-- What to produce --
Using the records provided below, locate and copy each line that contains the word "UNTERNEHMEN".

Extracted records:

+ + + + +

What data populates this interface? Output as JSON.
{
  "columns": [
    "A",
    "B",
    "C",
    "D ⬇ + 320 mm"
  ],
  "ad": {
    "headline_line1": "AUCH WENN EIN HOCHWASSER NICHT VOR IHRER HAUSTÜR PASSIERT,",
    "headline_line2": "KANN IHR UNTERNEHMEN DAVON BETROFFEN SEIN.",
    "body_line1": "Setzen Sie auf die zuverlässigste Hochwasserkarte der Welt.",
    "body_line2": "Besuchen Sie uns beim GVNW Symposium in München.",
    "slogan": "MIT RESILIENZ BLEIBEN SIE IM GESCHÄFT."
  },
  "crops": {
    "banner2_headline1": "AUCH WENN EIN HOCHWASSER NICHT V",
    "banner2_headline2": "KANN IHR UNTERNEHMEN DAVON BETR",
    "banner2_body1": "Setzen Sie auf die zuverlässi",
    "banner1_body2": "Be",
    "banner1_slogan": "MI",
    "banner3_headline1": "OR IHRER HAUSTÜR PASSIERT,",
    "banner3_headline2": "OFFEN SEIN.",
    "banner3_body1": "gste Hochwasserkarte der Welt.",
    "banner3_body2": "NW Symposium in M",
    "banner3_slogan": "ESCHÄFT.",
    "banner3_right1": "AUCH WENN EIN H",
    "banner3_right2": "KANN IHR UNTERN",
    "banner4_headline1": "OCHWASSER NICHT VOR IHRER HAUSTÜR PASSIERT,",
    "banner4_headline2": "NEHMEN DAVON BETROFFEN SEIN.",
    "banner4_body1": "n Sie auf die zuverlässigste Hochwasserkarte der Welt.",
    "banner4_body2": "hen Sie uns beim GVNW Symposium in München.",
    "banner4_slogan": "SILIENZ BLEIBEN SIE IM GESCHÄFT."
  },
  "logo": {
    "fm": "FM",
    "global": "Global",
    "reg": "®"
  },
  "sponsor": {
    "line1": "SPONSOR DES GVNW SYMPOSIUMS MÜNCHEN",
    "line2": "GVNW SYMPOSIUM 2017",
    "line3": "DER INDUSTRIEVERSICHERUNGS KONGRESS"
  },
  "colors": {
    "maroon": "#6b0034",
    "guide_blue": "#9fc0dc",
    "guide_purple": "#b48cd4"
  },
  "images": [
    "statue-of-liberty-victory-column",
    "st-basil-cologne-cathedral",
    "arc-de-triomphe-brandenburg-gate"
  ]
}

+ + + + +

-- Solution to this task --
    "headline_line2": "KANN IHR UNTERNEHMEN DAVON BETROFFEN SEIN.",
    "banner2_headline2": "KANN IHR UNTERNEHMEN DAVON BETR",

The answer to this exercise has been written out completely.